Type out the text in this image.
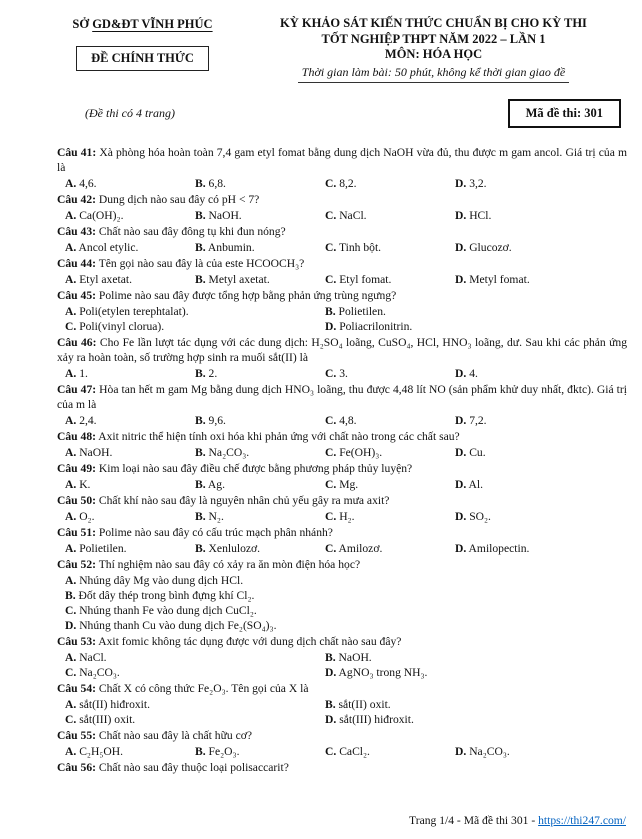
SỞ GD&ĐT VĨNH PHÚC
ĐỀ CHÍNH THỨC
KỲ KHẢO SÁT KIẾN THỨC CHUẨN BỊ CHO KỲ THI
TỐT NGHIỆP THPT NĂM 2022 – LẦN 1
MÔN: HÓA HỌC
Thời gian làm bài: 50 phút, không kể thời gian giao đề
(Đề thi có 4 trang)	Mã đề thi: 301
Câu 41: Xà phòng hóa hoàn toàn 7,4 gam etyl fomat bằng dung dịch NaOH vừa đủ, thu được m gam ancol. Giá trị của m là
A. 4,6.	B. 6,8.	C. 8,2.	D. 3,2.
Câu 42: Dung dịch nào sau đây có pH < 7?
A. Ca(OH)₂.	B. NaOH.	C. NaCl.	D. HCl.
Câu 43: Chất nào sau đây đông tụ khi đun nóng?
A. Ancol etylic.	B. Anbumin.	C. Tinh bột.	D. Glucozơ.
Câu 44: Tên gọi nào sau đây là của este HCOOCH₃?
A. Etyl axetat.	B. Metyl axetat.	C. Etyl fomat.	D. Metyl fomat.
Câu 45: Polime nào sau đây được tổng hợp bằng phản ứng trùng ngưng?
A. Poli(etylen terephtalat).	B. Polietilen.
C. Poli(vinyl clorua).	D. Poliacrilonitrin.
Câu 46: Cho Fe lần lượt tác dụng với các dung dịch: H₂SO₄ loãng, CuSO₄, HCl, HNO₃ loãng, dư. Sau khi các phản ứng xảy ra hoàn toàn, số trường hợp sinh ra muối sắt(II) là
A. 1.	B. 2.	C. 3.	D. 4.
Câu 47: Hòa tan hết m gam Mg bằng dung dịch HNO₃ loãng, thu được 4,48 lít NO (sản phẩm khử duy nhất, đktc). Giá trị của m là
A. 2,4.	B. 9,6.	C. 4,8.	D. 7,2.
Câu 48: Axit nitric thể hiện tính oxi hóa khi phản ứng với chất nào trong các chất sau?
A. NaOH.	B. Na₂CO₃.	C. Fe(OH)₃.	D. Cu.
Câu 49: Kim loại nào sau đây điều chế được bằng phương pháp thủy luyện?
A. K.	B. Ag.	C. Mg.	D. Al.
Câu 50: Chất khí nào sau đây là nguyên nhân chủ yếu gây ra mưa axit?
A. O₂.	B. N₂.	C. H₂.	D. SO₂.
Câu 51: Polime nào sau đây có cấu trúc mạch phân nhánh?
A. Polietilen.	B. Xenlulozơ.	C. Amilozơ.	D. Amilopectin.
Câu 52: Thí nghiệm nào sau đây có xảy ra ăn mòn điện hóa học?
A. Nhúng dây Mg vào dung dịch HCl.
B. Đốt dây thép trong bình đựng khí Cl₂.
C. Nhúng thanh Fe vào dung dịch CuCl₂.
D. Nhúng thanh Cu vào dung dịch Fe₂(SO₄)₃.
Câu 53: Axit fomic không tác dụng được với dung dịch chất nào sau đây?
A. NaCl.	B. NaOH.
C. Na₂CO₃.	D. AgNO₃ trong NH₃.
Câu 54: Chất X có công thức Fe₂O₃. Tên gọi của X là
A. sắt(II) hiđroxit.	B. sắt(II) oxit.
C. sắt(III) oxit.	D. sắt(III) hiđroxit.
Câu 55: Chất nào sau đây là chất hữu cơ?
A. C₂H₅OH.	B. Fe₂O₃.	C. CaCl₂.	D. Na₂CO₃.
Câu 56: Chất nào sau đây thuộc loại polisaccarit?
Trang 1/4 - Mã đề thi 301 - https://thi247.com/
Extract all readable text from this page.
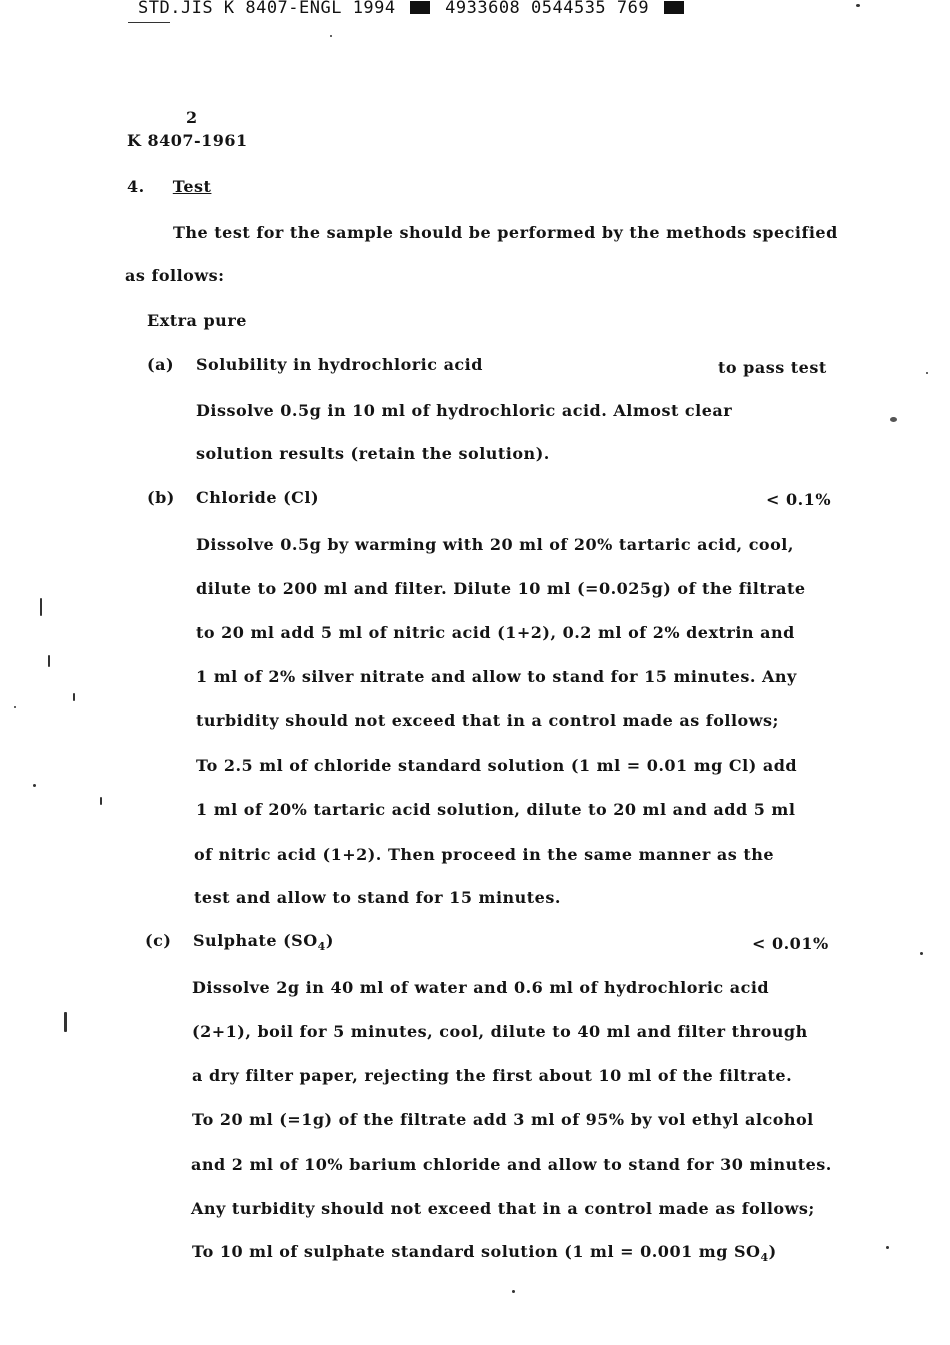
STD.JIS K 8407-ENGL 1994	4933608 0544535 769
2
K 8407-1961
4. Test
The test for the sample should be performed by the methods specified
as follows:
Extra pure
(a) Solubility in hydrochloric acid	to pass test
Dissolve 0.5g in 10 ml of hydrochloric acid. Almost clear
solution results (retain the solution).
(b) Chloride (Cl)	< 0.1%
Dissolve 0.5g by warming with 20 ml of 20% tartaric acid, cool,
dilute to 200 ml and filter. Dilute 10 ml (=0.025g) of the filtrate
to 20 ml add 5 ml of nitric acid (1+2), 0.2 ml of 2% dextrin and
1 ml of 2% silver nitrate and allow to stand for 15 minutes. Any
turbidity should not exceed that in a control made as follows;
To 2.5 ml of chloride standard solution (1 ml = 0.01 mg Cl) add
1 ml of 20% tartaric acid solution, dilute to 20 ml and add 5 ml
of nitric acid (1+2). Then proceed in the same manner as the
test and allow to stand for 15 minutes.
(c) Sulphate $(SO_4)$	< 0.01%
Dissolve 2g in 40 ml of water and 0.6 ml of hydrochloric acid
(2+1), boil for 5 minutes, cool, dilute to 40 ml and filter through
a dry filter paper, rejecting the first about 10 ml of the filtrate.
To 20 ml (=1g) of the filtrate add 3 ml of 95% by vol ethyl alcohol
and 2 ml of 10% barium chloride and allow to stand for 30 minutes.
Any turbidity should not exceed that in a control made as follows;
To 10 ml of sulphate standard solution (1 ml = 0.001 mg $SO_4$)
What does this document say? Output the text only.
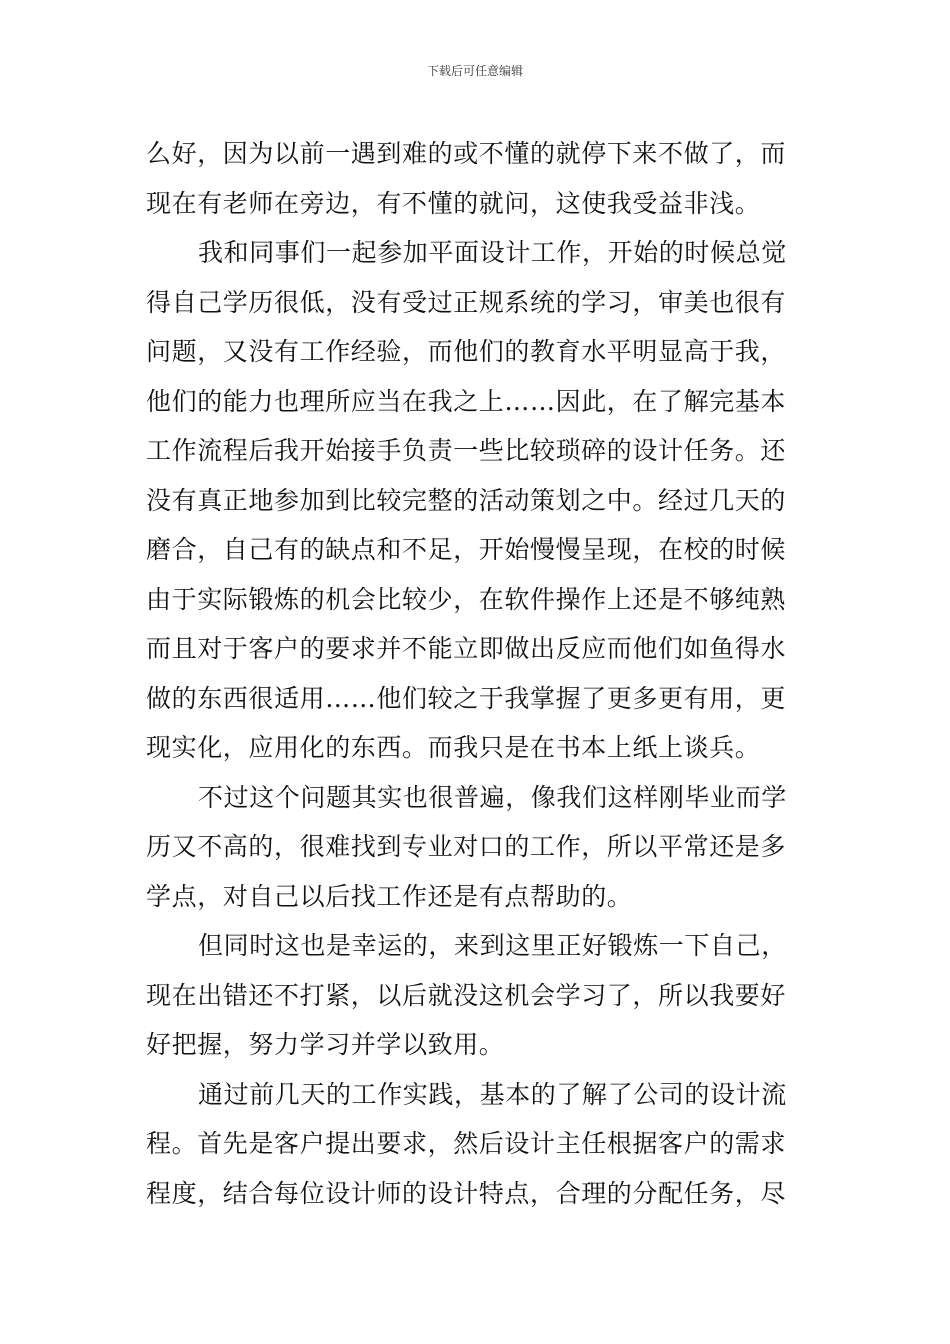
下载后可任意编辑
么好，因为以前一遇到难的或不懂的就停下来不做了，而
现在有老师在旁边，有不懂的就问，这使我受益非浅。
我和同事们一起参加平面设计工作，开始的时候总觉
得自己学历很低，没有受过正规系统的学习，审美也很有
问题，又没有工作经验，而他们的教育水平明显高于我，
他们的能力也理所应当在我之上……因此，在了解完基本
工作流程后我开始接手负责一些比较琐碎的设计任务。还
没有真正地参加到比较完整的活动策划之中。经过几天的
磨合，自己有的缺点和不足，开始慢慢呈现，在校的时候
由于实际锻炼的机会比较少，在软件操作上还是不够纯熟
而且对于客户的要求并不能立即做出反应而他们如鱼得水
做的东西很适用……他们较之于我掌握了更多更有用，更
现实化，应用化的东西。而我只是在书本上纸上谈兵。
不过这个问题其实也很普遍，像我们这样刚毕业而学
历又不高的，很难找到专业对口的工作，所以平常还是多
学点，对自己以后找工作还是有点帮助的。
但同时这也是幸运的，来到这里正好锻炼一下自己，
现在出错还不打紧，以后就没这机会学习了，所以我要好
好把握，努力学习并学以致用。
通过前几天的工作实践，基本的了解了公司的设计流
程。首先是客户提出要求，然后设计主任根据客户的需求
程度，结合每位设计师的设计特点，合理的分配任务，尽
::::::::
Instructions for the task: Omitting all images, print the listing exactly.

Result:
Type out the text in this image.
SỞ GD&ĐT VĨNH PHÚC
ĐỀ CHÍNH THỨC
KỲ KHẢO SÁT KIẾN THỨC CHUẨN BỊ CHO KỲ THI
TỐT NGHIỆP THPT NĂM 2022 – LẦN 1
MÔN: HÓA HỌC
Thời gian làm bài: 50 phút, không kể thời gian giao đề
(Đề thi có 4 trang)	Mã đề thi: 301
Câu 41: Xà phòng hóa hoàn toàn 7,4 gam etyl fomat bằng dung dịch NaOH vừa đủ, thu được m gam ancol. Giá trị của m là
A. 4,6.	B. 6,8.	C. 8,2.	D. 3,2.
Câu 42: Dung dịch nào sau đây có pH < 7?
A. Ca(OH)₂.	B. NaOH.	C. NaCl.	D. HCl.
Câu 43: Chất nào sau đây đông tụ khi đun nóng?
A. Ancol etylic.	B. Anbumin.	C. Tinh bột.	D. Glucozơ.
Câu 44: Tên gọi nào sau đây là của este HCOOCH₃?
A. Etyl axetat.	B. Metyl axetat.	C. Etyl fomat.	D. Metyl fomat.
Câu 45: Polime nào sau đây được tổng hợp bằng phản ứng trùng ngưng?
A. Poli(etylen terephtalat).	B. Polietilen.
C. Poli(vinyl clorua).	D. Poliacrilonitrin.
Câu 46: Cho Fe lần lượt tác dụng với các dung dịch: H₂SO₄ loãng, CuSO₄, HCl, HNO₃ loãng, dư. Sau khi các phản ứng xảy ra hoàn toàn, số trường hợp sinh ra muối sắt(II) là
A. 1.	B. 2.	C. 3.	D. 4.
Câu 47: Hòa tan hết m gam Mg bằng dung dịch HNO₃ loãng, thu được 4,48 lít NO (sản phẩm khử duy nhất, đktc). Giá trị của m là
A. 2,4.	B. 9,6.	C. 4,8.	D. 7,2.
Câu 48: Axit nitric thể hiện tính oxi hóa khi phản ứng với chất nào trong các chất sau?
A. NaOH.	B. Na₂CO₃.	C. Fe(OH)₃.	D. Cu.
Câu 49: Kim loại nào sau đây điều chế được bằng phương pháp thủy luyện?
A. K.	B. Ag.	C. Mg.	D. Al.
Câu 50: Chất khí nào sau đây là nguyên nhân chủ yếu gây ra mưa axit?
A. O₂.	B. N₂.	C. H₂.	D. SO₂.
Câu 51: Polime nào sau đây có cấu trúc mạch phân nhánh?
A. Polietilen.	B. Xenlulozơ.	C. Amilozơ.	D. Amilopectin.
Câu 52: Thí nghiệm nào sau đây có xảy ra ăn mòn điện hóa học?
A. Nhúng dây Mg vào dung dịch HCl.
B. Đốt dây thép trong bình đựng khí Cl₂.
C. Nhúng thanh Fe vào dung dịch CuCl₂.
D. Nhúng thanh Cu vào dung dịch Fe₂(SO₄)₃.
Câu 53: Axit fomic không tác dụng được với dung dịch chất nào sau đây?
A. NaCl.	B. NaOH.
C. Na₂CO₃.	D. AgNO₃ trong NH₃.
Câu 54: Chất X có công thức Fe₂O₃. Tên gọi của X là
A. sắt(II) hiđroxit.	B. sắt(II) oxit.
C. sắt(III) oxit.	D. sắt(III) hiđroxit.
Câu 55: Chất nào sau đây là chất hữu cơ?
A. C₂H₅OH.	B. Fe₂O₃.	C. CaCl₂.	D. Na₂CO₃.
Câu 56: Chất nào sau đây thuộc loại polisaccarit?
Trang 1/4 - Mã đề thi 301 - https://thi247.com/
Extract all readable text from this page.
STD.JIS K 8407-ENGL 1994	4933608 0544535 769
2
K 8407-1961
4. Test
The test for the sample should be performed by the methods specified
as follows:
Extra pure
(a) Solubility in hydrochloric acid	to pass test
Dissolve 0.5g in 10 ml of hydrochloric acid. Almost clear
solution results (retain the solution).
(b) Chloride (Cl)	< 0.1%
Dissolve 0.5g by warming with 20 ml of 20% tartaric acid, cool,
dilute to 200 ml and filter. Dilute 10 ml (=0.025g) of the filtrate
to 20 ml add 5 ml of nitric acid (1+2), 0.2 ml of 2% dextrin and
1 ml of 2% silver nitrate and allow to stand for 15 minutes. Any
turbidity should not exceed that in a control made as follows;
To 2.5 ml of chloride standard solution (1 ml = 0.01 mg Cl) add
1 ml of 20% tartaric acid solution, dilute to 20 ml and add 5 ml
of nitric acid (1+2). Then proceed in the same manner as the
test and allow to stand for 15 minutes.
(c) Sulphate $(SO_4)$	< 0.01%
Dissolve 2g in 40 ml of water and 0.6 ml of hydrochloric acid
(2+1), boil for 5 minutes, cool, dilute to 40 ml and filter through
a dry filter paper, rejecting the first about 10 ml of the filtrate.
To 20 ml (=1g) of the filtrate add 3 ml of 95% by vol ethyl alcohol
and 2 ml of 10% barium chloride and allow to stand for 30 minutes.
Any turbidity should not exceed that in a control made as follows;
To 10 ml of sulphate standard solution (1 ml = 0.001 mg $SO_4$)
What does this document say? Output the text only.
下载后可任意编辑
么好，因为以前一遇到难的或不懂的就停下来不做了，而
现在有老师在旁边，有不懂的就问，这使我受益非浅。
我和同事们一起参加平面设计工作，开始的时候总觉
得自己学历很低，没有受过正规系统的学习，审美也很有
问题，又没有工作经验，而他们的教育水平明显高于我，
他们的能力也理所应当在我之上……因此，在了解完基本
工作流程后我开始接手负责一些比较琐碎的设计任务。还
没有真正地参加到比较完整的活动策划之中。经过几天的
磨合，自己有的缺点和不足，开始慢慢呈现，在校的时候
由于实际锻炼的机会比较少，在软件操作上还是不够纯熟
而且对于客户的要求并不能立即做出反应而他们如鱼得水
做的东西很适用……他们较之于我掌握了更多更有用，更
现实化，应用化的东西。而我只是在书本上纸上谈兵。
不过这个问题其实也很普遍，像我们这样刚毕业而学
历又不高的，很难找到专业对口的工作，所以平常还是多
学点，对自己以后找工作还是有点帮助的。
但同时这也是幸运的，来到这里正好锻炼一下自己，
现在出错还不打紧，以后就没这机会学习了，所以我要好
好把握，努力学习并学以致用。
通过前几天的工作实践，基本的了解了公司的设计流
程。首先是客户提出要求，然后设计主任根据客户的需求
程度，结合每位设计师的设计特点，合理的分配任务，尽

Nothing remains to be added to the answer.